**What is being asked**
How many lines of these entries hold the string "this"? Answer with the number alone.

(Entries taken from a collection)
================

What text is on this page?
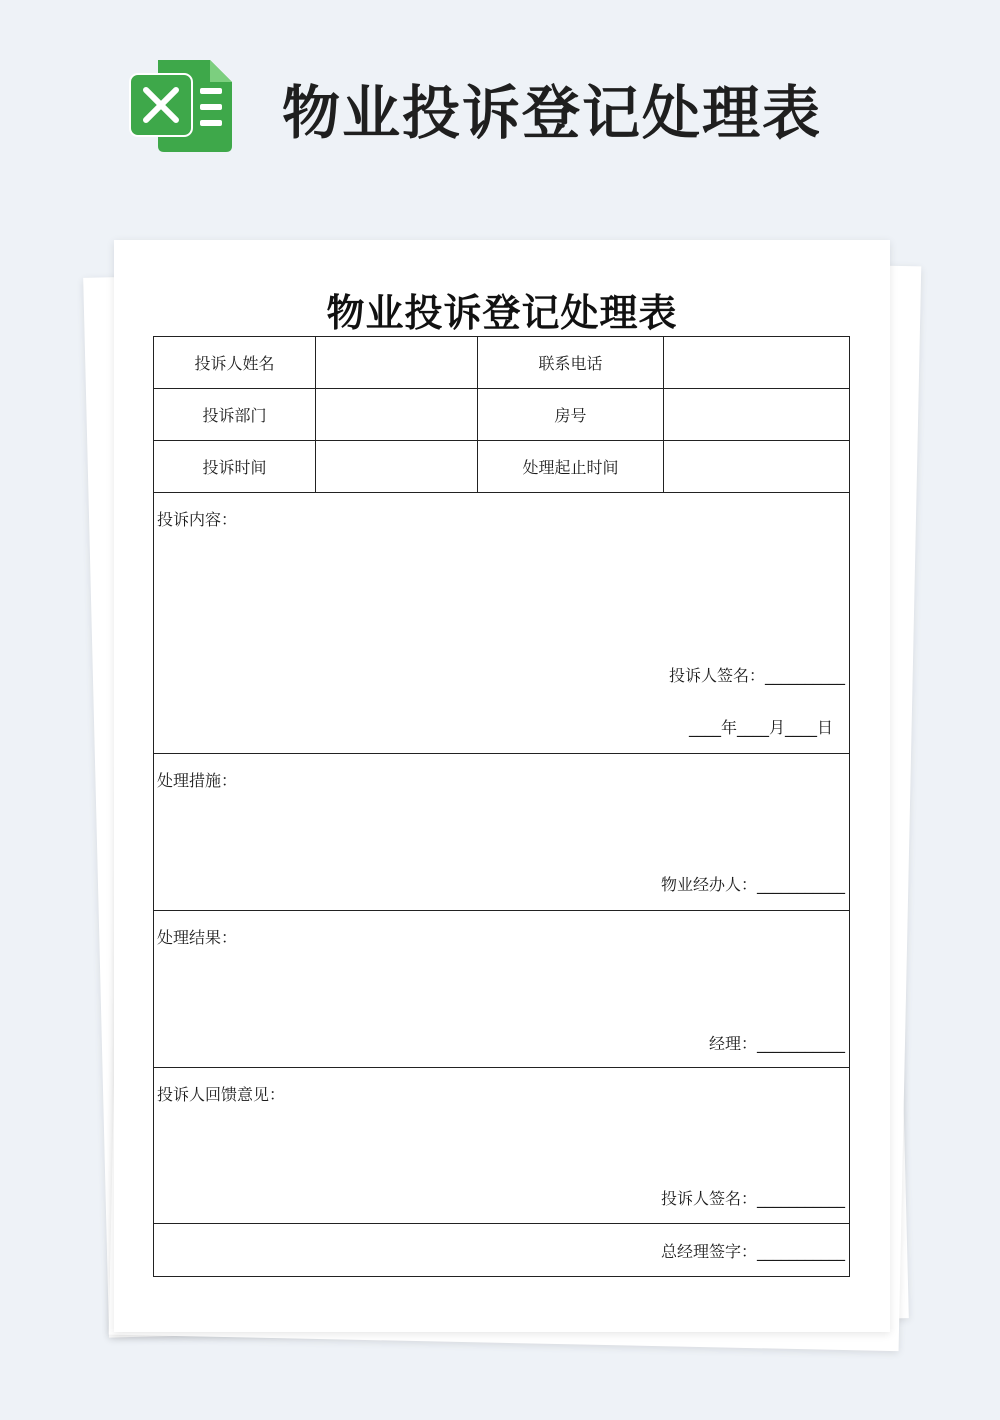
物业投诉登记处理表
物业投诉登记处理表
投诉人姓名	联系电话
投诉部门	房号
投诉时间	处理起止时间
投诉内容：
投诉人签名：__________
____年____月____日
处理措施：
物业经办人：___________
处理结果：
经理：___________
投诉人回馈意见：
投诉人签名：___________
总经理签字：___________
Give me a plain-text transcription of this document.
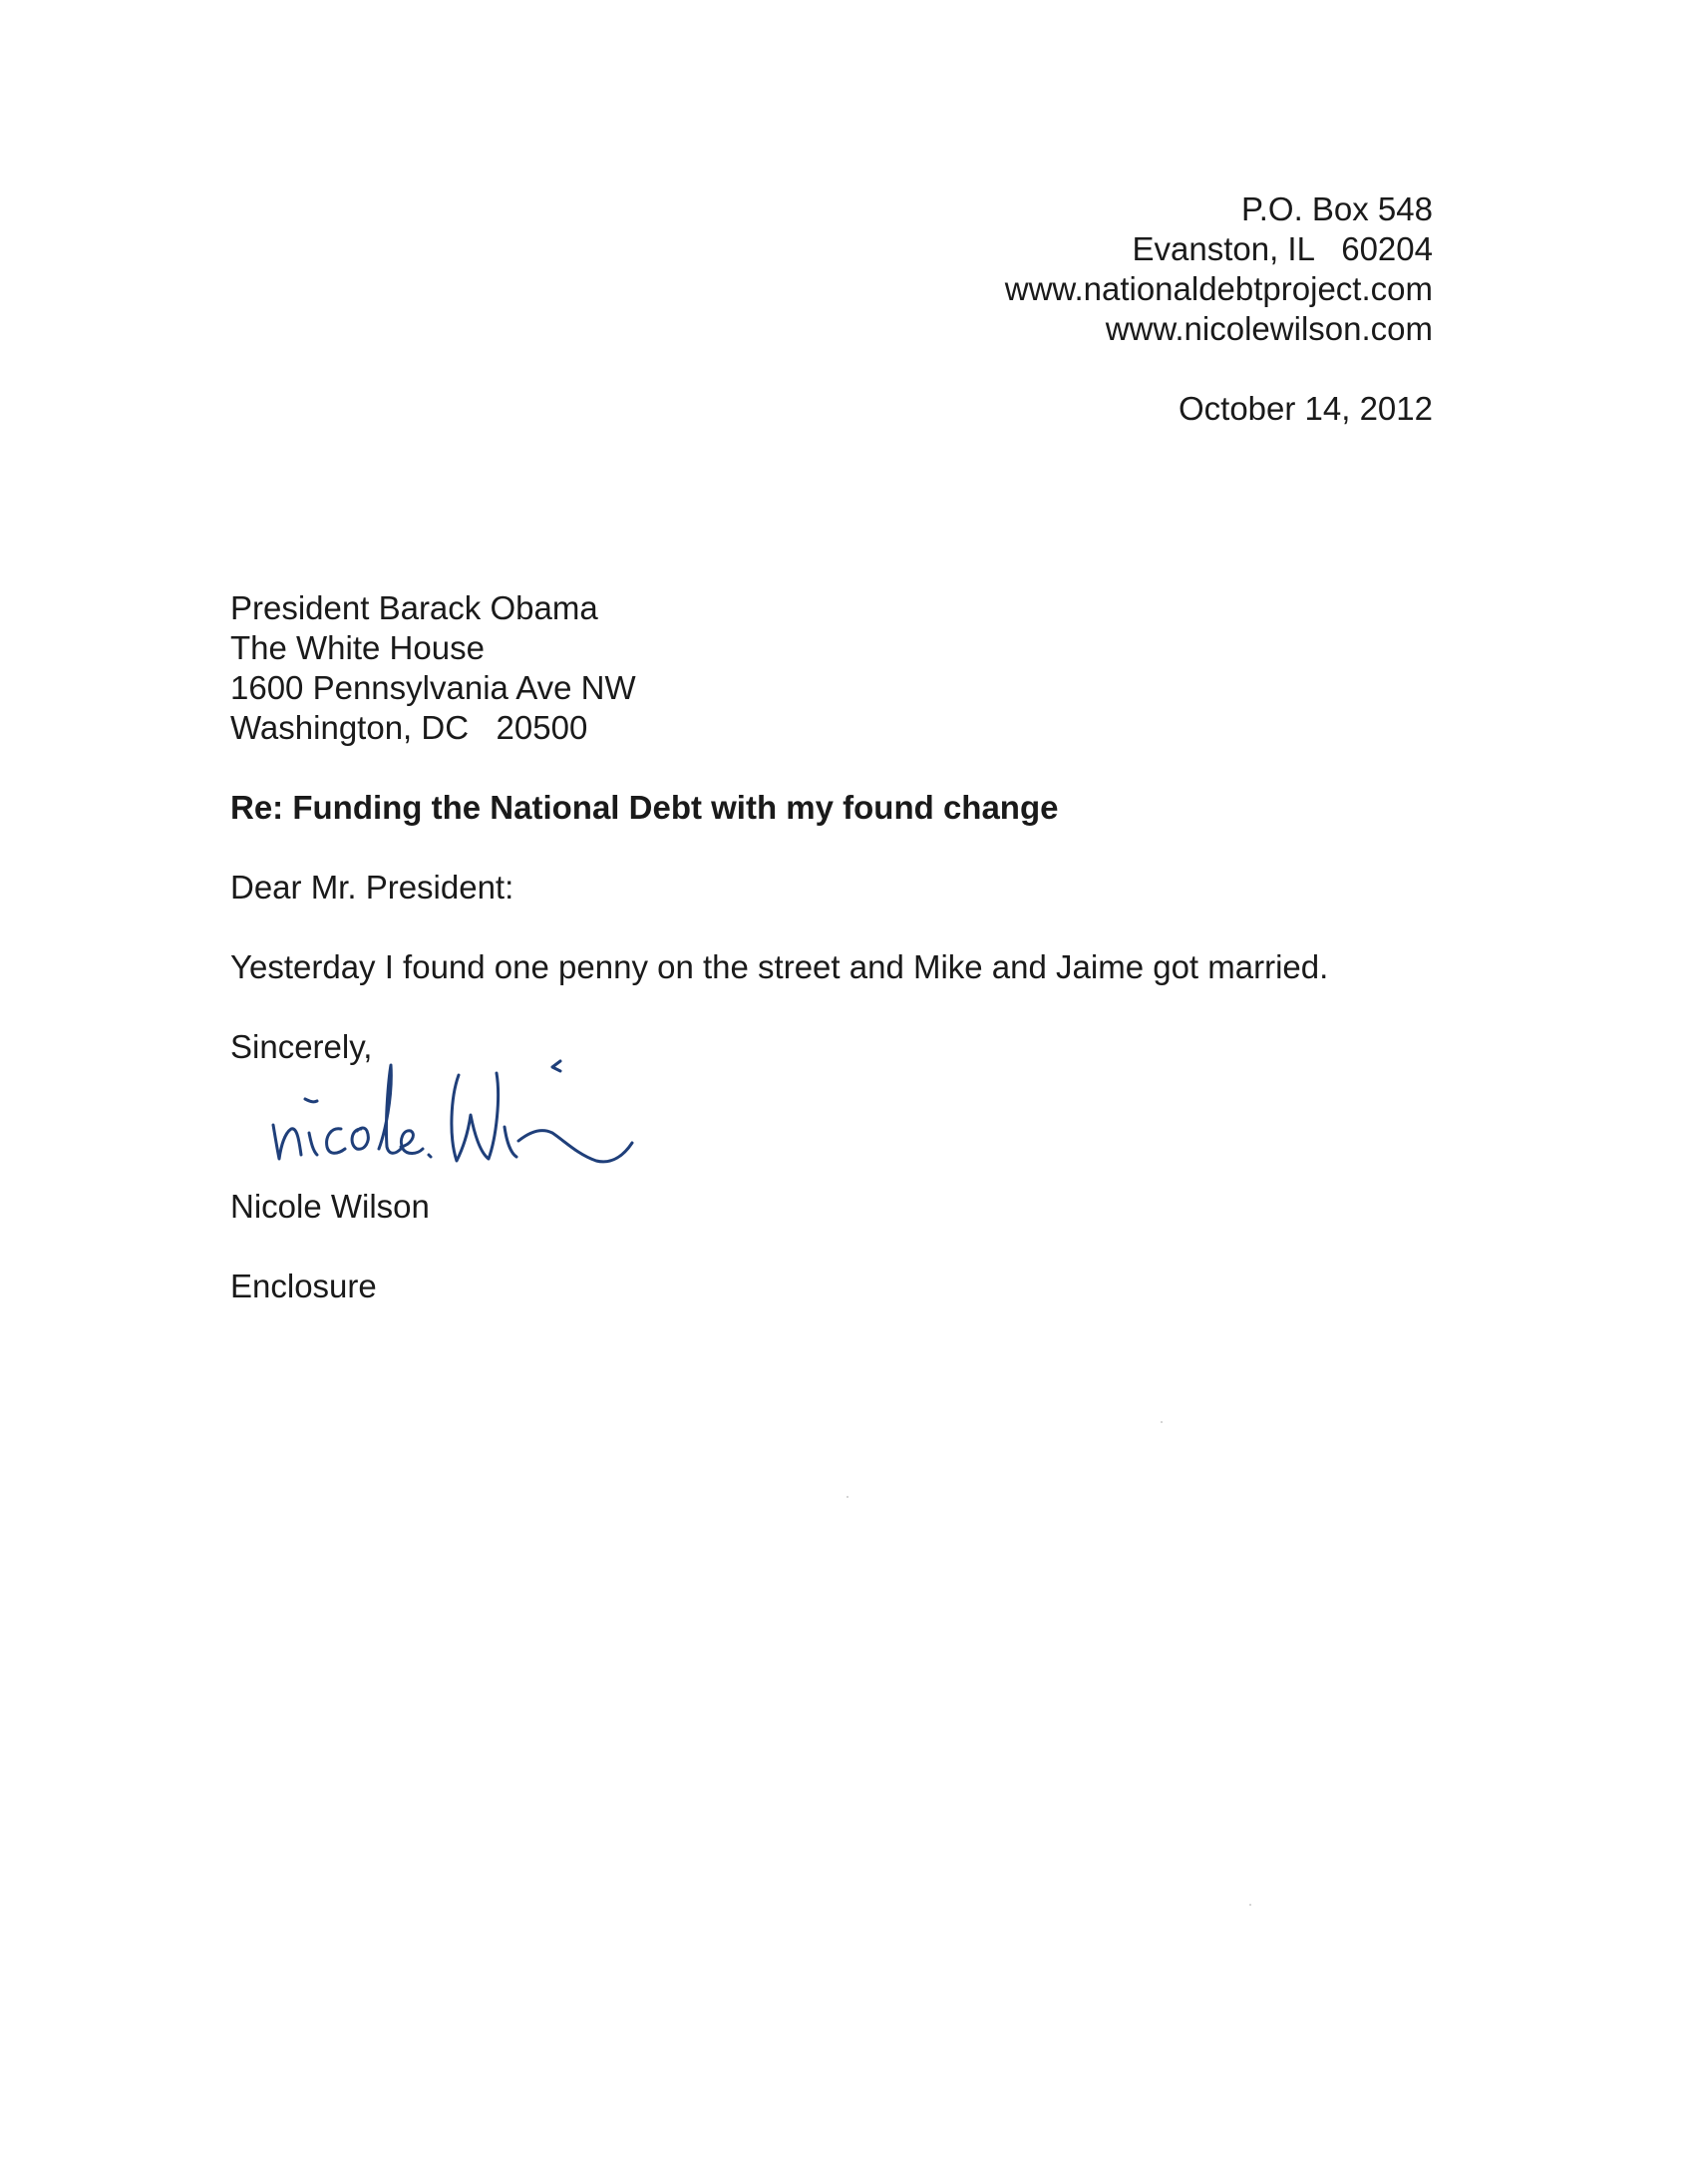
P.O. Box 548
Evanston, IL   60204
www.nationaldebtproject.com
www.nicolewilson.com
October 14, 2012
President Barack Obama
The White House
1600 Pennsylvania Ave NW
Washington, DC   20500
Re: Funding the National Debt with my found change
Dear Mr. President:
Yesterday I found one penny on the street and Mike and Jaime got married.
Sincerely,
Nicole Wilson
Enclosure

================

**Final answer**
2